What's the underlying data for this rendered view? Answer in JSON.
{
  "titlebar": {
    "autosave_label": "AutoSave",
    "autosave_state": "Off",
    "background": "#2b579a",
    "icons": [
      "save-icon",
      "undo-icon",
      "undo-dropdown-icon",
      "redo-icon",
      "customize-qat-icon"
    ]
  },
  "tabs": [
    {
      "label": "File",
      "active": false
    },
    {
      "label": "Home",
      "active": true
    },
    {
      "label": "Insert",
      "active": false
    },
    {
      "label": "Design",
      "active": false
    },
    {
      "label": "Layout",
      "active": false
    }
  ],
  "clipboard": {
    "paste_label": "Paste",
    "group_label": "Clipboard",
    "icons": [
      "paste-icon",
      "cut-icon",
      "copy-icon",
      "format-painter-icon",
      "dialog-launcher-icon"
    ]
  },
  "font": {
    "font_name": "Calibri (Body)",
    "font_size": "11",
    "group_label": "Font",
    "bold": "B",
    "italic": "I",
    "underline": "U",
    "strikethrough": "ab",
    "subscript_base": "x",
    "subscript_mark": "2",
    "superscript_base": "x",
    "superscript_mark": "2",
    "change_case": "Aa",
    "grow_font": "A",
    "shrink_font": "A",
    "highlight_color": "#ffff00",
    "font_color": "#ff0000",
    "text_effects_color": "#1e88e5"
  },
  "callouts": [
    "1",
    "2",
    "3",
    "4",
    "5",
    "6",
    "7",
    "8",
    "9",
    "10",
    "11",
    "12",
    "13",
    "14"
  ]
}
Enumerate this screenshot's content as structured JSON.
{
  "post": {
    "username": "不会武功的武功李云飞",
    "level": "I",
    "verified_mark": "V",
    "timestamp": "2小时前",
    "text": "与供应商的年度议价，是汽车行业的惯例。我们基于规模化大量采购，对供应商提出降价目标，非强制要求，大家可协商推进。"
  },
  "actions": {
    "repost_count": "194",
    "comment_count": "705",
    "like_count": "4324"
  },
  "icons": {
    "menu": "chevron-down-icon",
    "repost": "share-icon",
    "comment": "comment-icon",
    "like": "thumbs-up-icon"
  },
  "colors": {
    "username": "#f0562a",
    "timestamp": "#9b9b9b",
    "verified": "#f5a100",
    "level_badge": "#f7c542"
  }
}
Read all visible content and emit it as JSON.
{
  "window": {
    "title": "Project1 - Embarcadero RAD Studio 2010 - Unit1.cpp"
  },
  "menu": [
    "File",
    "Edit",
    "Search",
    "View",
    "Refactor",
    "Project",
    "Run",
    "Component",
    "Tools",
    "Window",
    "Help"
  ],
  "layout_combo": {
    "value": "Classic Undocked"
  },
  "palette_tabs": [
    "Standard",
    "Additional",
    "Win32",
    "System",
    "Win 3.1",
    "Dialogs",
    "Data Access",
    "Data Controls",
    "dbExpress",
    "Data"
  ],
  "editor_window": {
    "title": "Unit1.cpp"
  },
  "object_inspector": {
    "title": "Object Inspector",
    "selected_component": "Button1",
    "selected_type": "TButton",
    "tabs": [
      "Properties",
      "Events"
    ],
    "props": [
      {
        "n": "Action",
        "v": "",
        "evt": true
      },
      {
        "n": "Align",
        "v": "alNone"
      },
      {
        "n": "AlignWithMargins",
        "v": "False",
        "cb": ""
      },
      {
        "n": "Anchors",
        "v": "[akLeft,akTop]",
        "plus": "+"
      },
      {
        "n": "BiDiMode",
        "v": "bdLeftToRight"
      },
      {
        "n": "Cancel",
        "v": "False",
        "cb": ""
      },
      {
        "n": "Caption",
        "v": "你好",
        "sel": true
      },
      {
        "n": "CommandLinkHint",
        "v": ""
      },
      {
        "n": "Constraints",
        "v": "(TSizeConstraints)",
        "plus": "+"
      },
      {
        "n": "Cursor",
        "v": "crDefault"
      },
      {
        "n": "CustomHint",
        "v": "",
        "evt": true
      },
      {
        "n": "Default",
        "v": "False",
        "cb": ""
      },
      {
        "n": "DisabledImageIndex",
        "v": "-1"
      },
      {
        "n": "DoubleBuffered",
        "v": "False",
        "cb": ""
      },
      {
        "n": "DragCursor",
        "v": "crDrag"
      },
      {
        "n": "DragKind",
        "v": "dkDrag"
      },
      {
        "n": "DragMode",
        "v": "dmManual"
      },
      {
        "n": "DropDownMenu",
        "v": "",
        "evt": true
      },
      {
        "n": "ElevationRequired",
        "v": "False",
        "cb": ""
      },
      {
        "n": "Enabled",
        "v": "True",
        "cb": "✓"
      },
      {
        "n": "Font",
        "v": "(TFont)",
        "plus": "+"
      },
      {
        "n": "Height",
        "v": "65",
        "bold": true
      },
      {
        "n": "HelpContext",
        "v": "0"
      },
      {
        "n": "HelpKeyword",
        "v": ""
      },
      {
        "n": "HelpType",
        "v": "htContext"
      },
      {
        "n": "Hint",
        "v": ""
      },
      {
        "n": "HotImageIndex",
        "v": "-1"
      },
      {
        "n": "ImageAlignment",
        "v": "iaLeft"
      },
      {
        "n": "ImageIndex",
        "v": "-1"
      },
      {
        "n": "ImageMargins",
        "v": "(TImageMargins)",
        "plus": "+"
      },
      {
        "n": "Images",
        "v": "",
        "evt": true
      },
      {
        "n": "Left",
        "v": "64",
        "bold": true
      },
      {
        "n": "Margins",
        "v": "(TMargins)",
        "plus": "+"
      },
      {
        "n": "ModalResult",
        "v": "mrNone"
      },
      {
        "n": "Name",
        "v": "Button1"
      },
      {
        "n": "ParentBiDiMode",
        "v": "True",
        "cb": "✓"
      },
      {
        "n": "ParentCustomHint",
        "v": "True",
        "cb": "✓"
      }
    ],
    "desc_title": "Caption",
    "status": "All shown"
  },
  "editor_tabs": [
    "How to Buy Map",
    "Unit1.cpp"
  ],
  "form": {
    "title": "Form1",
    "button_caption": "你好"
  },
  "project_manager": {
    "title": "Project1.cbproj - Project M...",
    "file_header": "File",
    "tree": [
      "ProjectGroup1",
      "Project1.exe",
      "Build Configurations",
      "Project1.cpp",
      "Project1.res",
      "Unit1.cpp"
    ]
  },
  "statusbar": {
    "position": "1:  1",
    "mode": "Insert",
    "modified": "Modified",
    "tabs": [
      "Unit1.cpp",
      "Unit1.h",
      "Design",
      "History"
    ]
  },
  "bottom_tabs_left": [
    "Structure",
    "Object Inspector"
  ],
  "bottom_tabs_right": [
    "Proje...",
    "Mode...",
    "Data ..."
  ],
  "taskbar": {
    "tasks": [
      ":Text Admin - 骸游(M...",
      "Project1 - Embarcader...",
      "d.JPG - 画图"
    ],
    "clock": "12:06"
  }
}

***

§ Instructions to follow
Track down all lines above with the string "username" and copy them.

§ Answer for the task
    "username": "不会武功的武功李云飞",
    "username": "#f0562a",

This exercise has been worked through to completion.